EXERCISE MATERIALS =
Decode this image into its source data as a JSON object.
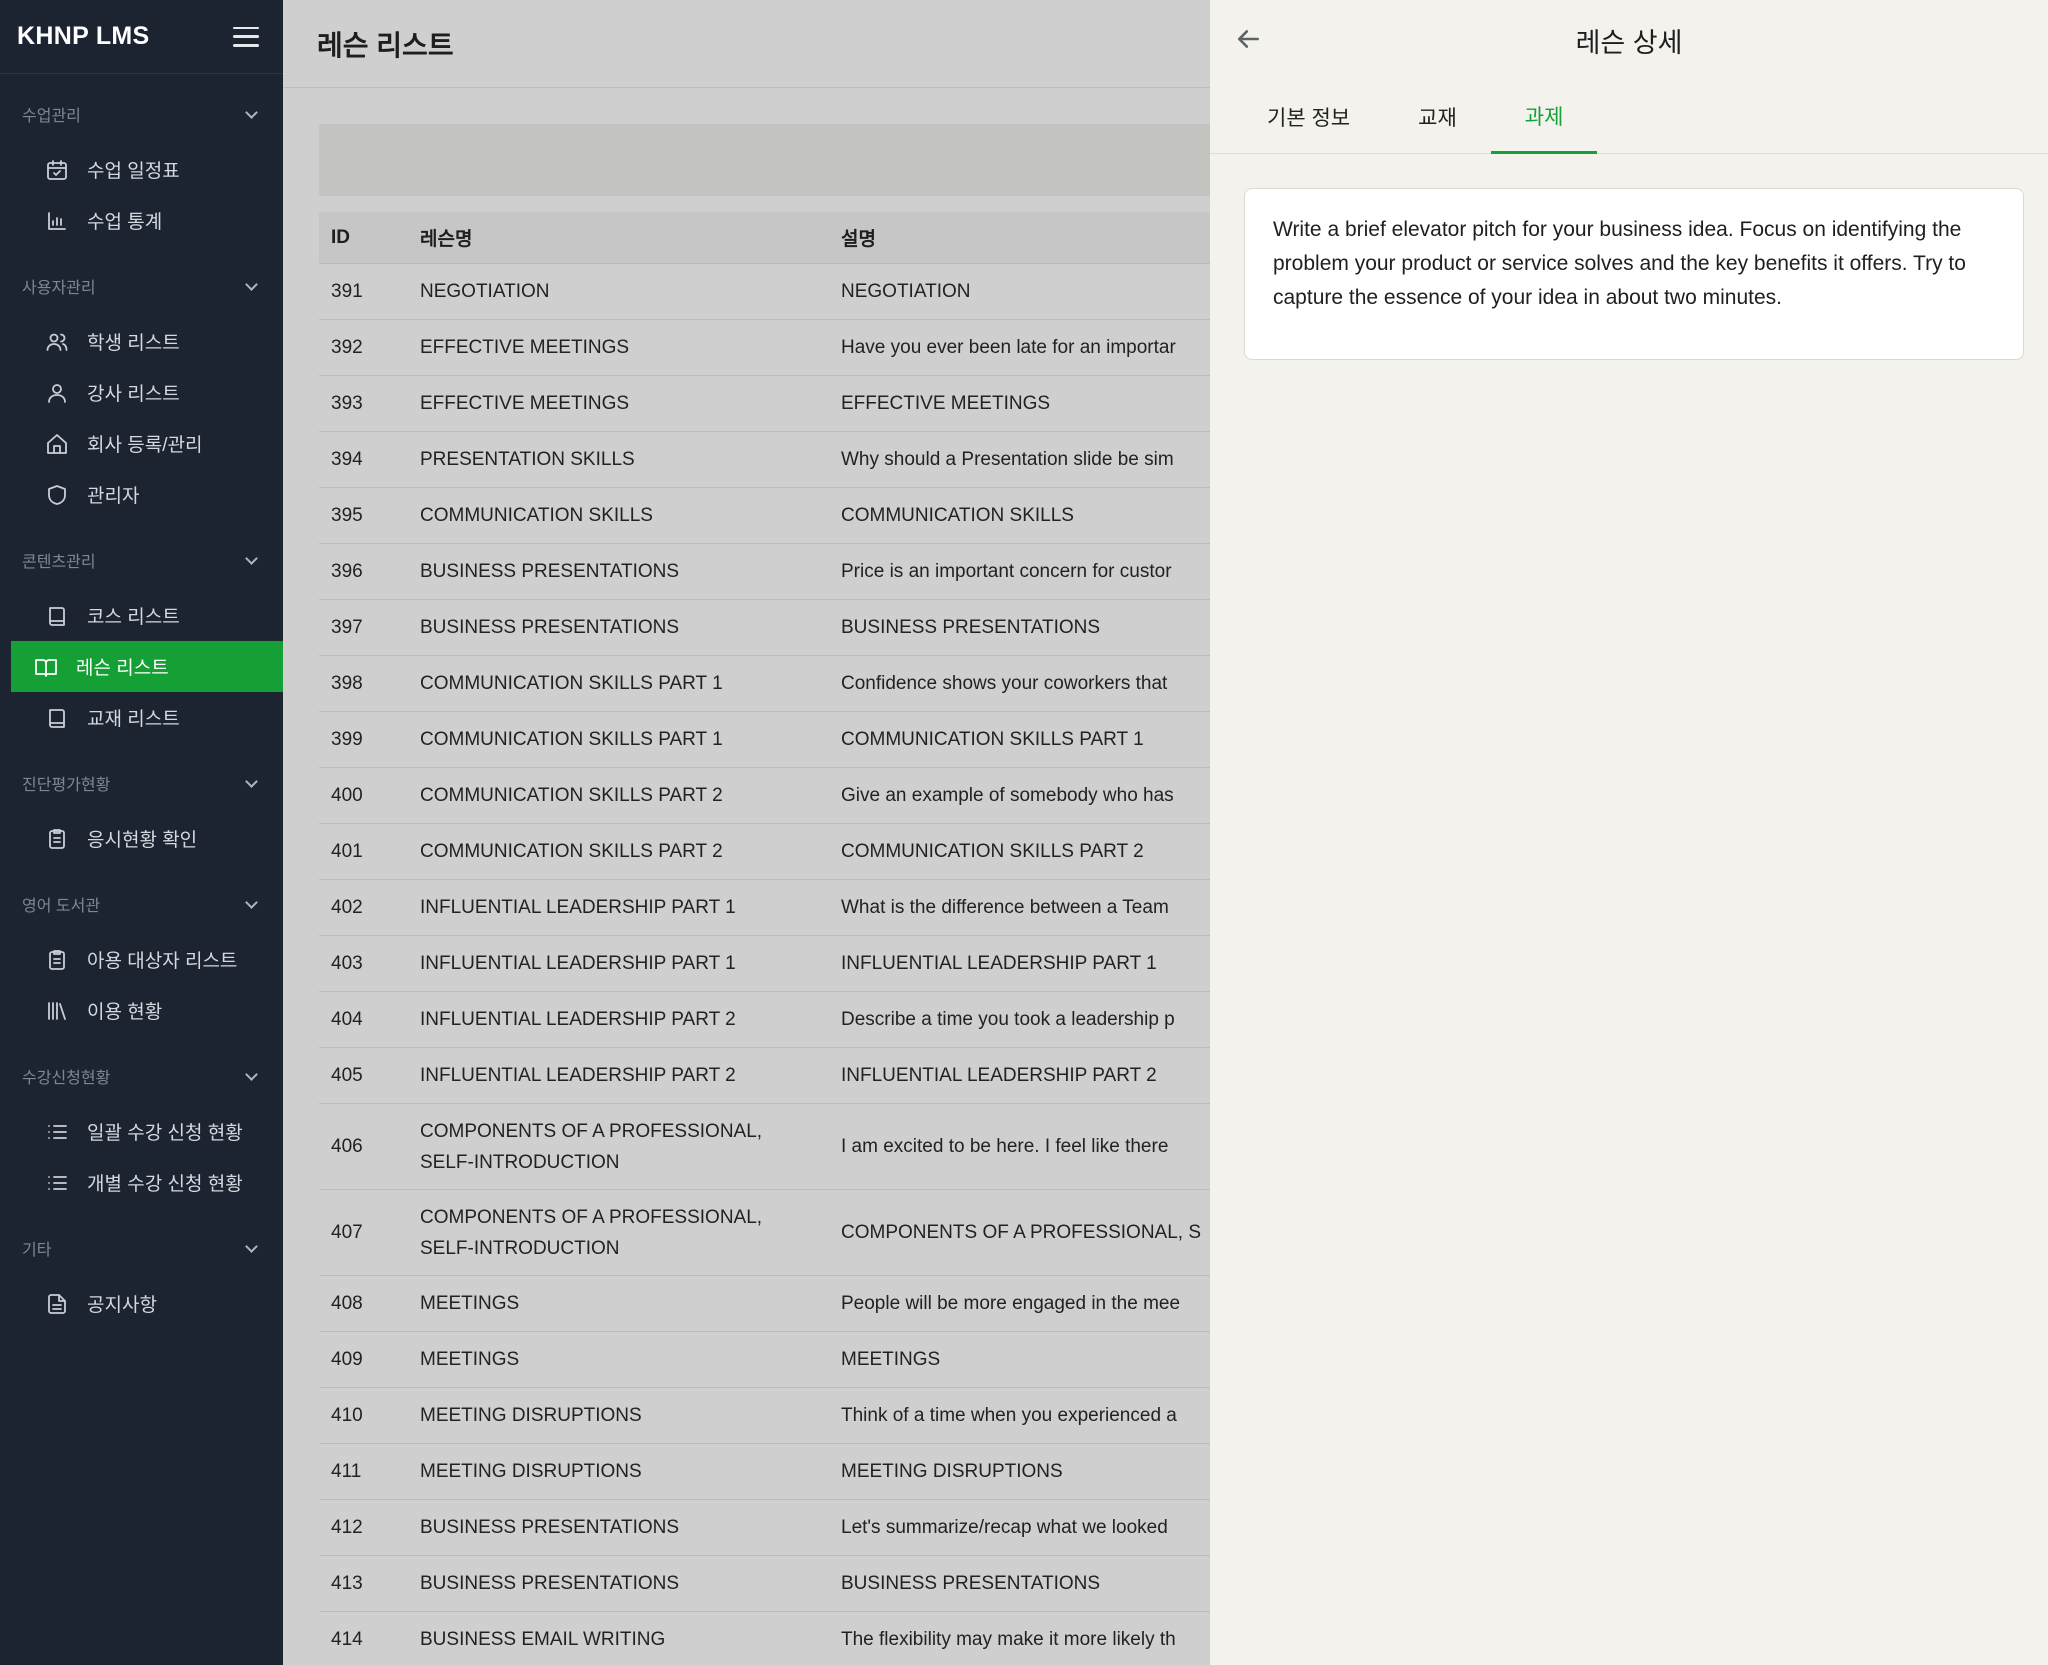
{
  "app": {
    "logo": "KHNP LMS"
  },
  "sidebar": {
    "sections": [
      {
        "title": "수업관리",
        "items": [
          {
            "label": "수업 일정표",
            "icon": "calendar-check-icon"
          },
          {
            "label": "수업 통계",
            "icon": "bar-chart-icon"
          }
        ]
      },
      {
        "title": "사용자관리",
        "items": [
          {
            "label": "학생 리스트",
            "icon": "users-icon"
          },
          {
            "label": "강사 리스트",
            "icon": "user-icon"
          },
          {
            "label": "회사 등록/관리",
            "icon": "home-icon"
          },
          {
            "label": "관리자",
            "icon": "shield-icon"
          }
        ]
      },
      {
        "title": "콘텐츠관리",
        "items": [
          {
            "label": "코스 리스트",
            "icon": "book-icon"
          },
          {
            "label": "레슨 리스트",
            "icon": "book-open-icon",
            "active": true
          },
          {
            "label": "교재 리스트",
            "icon": "book-icon"
          }
        ]
      },
      {
        "title": "진단평가현황",
        "items": [
          {
            "label": "응시현황 확인",
            "icon": "clipboard-icon"
          }
        ]
      },
      {
        "title": "영어 도서관",
        "items": [
          {
            "label": "아용 대상자 리스트",
            "icon": "clipboard-icon"
          },
          {
            "label": "이용 현황",
            "icon": "library-icon"
          }
        ]
      },
      {
        "title": "수강신청현황",
        "items": [
          {
            "label": "일괄 수강 신청 현황",
            "icon": "list-icon"
          },
          {
            "label": "개별 수강 신청 현황",
            "icon": "list-icon"
          }
        ]
      },
      {
        "title": "기타",
        "items": [
          {
            "label": "공지사항",
            "icon": "file-text-icon"
          }
        ]
      }
    ]
  },
  "main": {
    "title": "레슨 리스트",
    "table": {
      "headers": {
        "id": "ID",
        "name": "레슨명",
        "desc": "설명"
      },
      "rows": [
        {
          "id": "391",
          "name": "NEGOTIATION",
          "desc": "NEGOTIATION"
        },
        {
          "id": "392",
          "name": "EFFECTIVE MEETINGS",
          "desc": "Have you ever been late for an importar"
        },
        {
          "id": "393",
          "name": "EFFECTIVE MEETINGS",
          "desc": "EFFECTIVE MEETINGS"
        },
        {
          "id": "394",
          "name": "PRESENTATION SKILLS",
          "desc": "Why should a Presentation slide be sim"
        },
        {
          "id": "395",
          "name": "COMMUNICATION SKILLS",
          "desc": "COMMUNICATION SKILLS"
        },
        {
          "id": "396",
          "name": "BUSINESS PRESENTATIONS",
          "desc": "Price is an important concern for custor"
        },
        {
          "id": "397",
          "name": "BUSINESS PRESENTATIONS",
          "desc": "BUSINESS PRESENTATIONS"
        },
        {
          "id": "398",
          "name": "COMMUNICATION SKILLS PART 1",
          "desc": "Confidence shows your coworkers that"
        },
        {
          "id": "399",
          "name": "COMMUNICATION SKILLS PART 1",
          "desc": "COMMUNICATION SKILLS PART 1"
        },
        {
          "id": "400",
          "name": "COMMUNICATION SKILLS PART 2",
          "desc": "Give an example of somebody who has"
        },
        {
          "id": "401",
          "name": "COMMUNICATION SKILLS PART 2",
          "desc": "COMMUNICATION SKILLS PART 2"
        },
        {
          "id": "402",
          "name": "INFLUENTIAL LEADERSHIP PART 1",
          "desc": "What is the difference between a Team"
        },
        {
          "id": "403",
          "name": "INFLUENTIAL LEADERSHIP PART 1",
          "desc": "INFLUENTIAL LEADERSHIP PART 1"
        },
        {
          "id": "404",
          "name": "INFLUENTIAL LEADERSHIP PART 2",
          "desc": "Describe a time you took a leadership p"
        },
        {
          "id": "405",
          "name": "INFLUENTIAL LEADERSHIP PART 2",
          "desc": "INFLUENTIAL LEADERSHIP PART 2"
        },
        {
          "id": "406",
          "name": "COMPONENTS OF A PROFESSIONAL, SELF-INTRODUCTION",
          "desc": "I am excited to be here. I feel like there",
          "tall": true
        },
        {
          "id": "407",
          "name": "COMPONENTS OF A PROFESSIONAL, SELF-INTRODUCTION",
          "desc": "COMPONENTS OF A PROFESSIONAL, S",
          "tall": true
        },
        {
          "id": "408",
          "name": "MEETINGS",
          "desc": "People will be more engaged in the mee"
        },
        {
          "id": "409",
          "name": "MEETINGS",
          "desc": "MEETINGS"
        },
        {
          "id": "410",
          "name": "MEETING DISRUPTIONS",
          "desc": "Think of a time when you experienced a"
        },
        {
          "id": "411",
          "name": "MEETING DISRUPTIONS",
          "desc": "MEETING DISRUPTIONS"
        },
        {
          "id": "412",
          "name": "BUSINESS PRESENTATIONS",
          "desc": "Let's summarize/recap what we looked"
        },
        {
          "id": "413",
          "name": "BUSINESS PRESENTATIONS",
          "desc": "BUSINESS PRESENTATIONS"
        },
        {
          "id": "414",
          "name": "BUSINESS EMAIL WRITING",
          "desc": "The flexibility may make it more likely th"
        }
      ]
    }
  },
  "drawer": {
    "title": "레슨 상세",
    "tabs": [
      {
        "label": "기본 정보"
      },
      {
        "label": "교재"
      },
      {
        "label": "과제",
        "active": true
      }
    ],
    "assignment_text": "Write a brief elevator pitch for your business idea. Focus on identifying the problem your product or service solves and the key benefits it offers. Try to capture the essence of your idea in about two minutes."
  },
  "colors": {
    "sidebar_bg": "#1c2431",
    "accent_green": "#15a13a",
    "active_item_bg": "#14a035",
    "drawer_bg": "#f3f2ec"
  }
}
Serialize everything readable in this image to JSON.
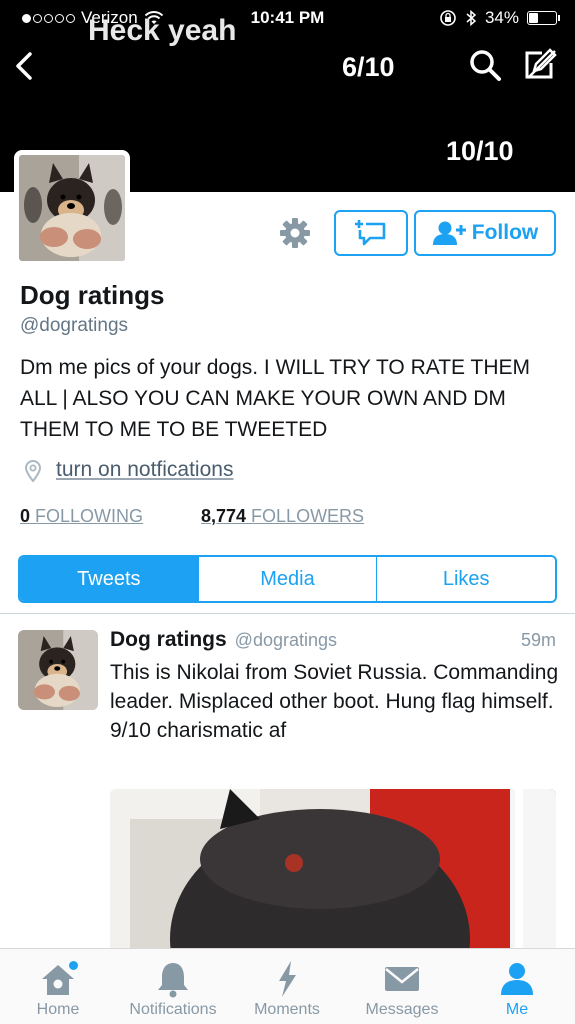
{
  "status_bar": {
    "carrier": "Verizon",
    "time": "10:41 PM",
    "battery": "34%",
    "battery_level": 0.34
  },
  "header": {
    "overlay_text": "Heck yeah",
    "tweet_count": "6/10",
    "banner_rating": "10/10"
  },
  "profile": {
    "name": "Dog ratings",
    "handle": "@dogratings",
    "bio": "Dm me pics of your dogs. I WILL TRY TO RATE THEM ALL | ALSO YOU CAN MAKE YOUR OWN AND DM THEM TO ME TO BE TWEETED",
    "location": "turn on notfications",
    "following_count": "0",
    "following_label": " FOLLOWING",
    "followers_count": "8,774",
    "followers_label": " FOLLOWERS",
    "follow_label": "Follow"
  },
  "tabs": [
    {
      "label": "Tweets",
      "active": true
    },
    {
      "label": "Media",
      "active": false
    },
    {
      "label": "Likes",
      "active": false
    }
  ],
  "tweet": {
    "name": "Dog ratings",
    "handle": "@dogratings",
    "time": "59m",
    "text": "This is Nikolai from Soviet Russia. Commanding leader. Misplaced other boot. Hung flag himself. 9/10 charismatic af"
  },
  "tab_bar": [
    {
      "label": "Home",
      "icon": "home-icon",
      "active": false
    },
    {
      "label": "Notifications",
      "icon": "bell-icon",
      "active": false
    },
    {
      "label": "Moments",
      "icon": "lightning-icon",
      "active": false
    },
    {
      "label": "Messages",
      "icon": "envelope-icon",
      "active": false
    },
    {
      "label": "Me",
      "icon": "person-icon",
      "active": true
    }
  ],
  "colors": {
    "accent": "#1da1f2",
    "banner": "#000000",
    "muted": "#8899a6"
  }
}
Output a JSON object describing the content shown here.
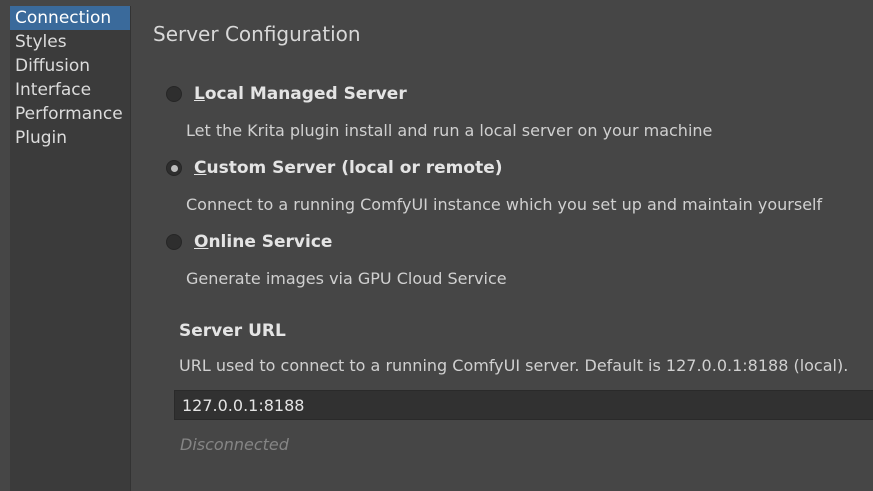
{
  "sidebar": {
    "items": [
      {
        "label": "Connection",
        "active": true
      },
      {
        "label": "Styles"
      },
      {
        "label": "Diffusion"
      },
      {
        "label": "Interface"
      },
      {
        "label": "Performance"
      },
      {
        "label": "Plugin"
      }
    ]
  },
  "main": {
    "title": "Server Configuration",
    "options": [
      {
        "mnemonic": "L",
        "label_rest": "ocal Managed Server",
        "description": "Let the Krita plugin install and run a local server on your machine",
        "checked": false
      },
      {
        "mnemonic": "C",
        "label_rest": "ustom Server (local or remote)",
        "description": "Connect to a running ComfyUI instance which you set up and maintain yourself",
        "checked": true
      },
      {
        "mnemonic": "O",
        "label_rest": "nline Service",
        "description": "Generate images via GPU Cloud Service",
        "checked": false
      }
    ],
    "server_url": {
      "label": "Server URL",
      "description": "URL used to connect to a running ComfyUI server. Default is 127.0.0.1:8188 (local).",
      "value": "127.0.0.1:8188"
    },
    "status": "Disconnected"
  }
}
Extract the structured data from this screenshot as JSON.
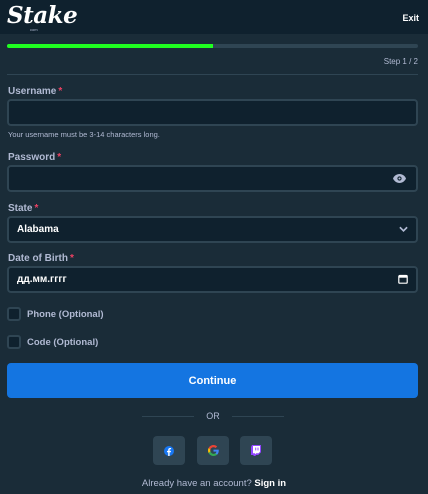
{
  "header": {
    "logo": "Stake",
    "logo_sub": "com",
    "exit": "Exit"
  },
  "progress": {
    "value": 0.5
  },
  "step": "Step 1 / 2",
  "form": {
    "username": {
      "label": "Username",
      "required": "*",
      "value": "",
      "hint": "Your username must be 3-14 characters long."
    },
    "password": {
      "label": "Password",
      "required": "*",
      "value": ""
    },
    "state": {
      "label": "State",
      "required": "*",
      "value": "Alabama"
    },
    "dob": {
      "label": "Date of Birth",
      "required": "*",
      "placeholder": "дд.мм.гггг"
    },
    "phone": {
      "label": "Phone (Optional)"
    },
    "code": {
      "label": "Code (Optional)"
    }
  },
  "continue": "Continue",
  "or": "OR",
  "social": [
    "facebook-icon",
    "google-icon",
    "twitch-icon"
  ],
  "footer": {
    "text": "Already have an account?",
    "link": "Sign in"
  },
  "colors": {
    "background": "#1a2c38",
    "header": "#0f212e",
    "progress": "#1fff20",
    "button": "#1475e1",
    "required": "#ed4163"
  }
}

WHAT IS BEING ASKED =
Isolate each line of the listing above that includes "from". Copy it.

RESPONSE TO THIS EXERCISE =
    "text": "This is Nikolai from Soviet Russia. Commanding leader. Misplaced other boot. Hung flag himself. 9/10 charismatic af"
Extract the structured data from this screenshot as JSON.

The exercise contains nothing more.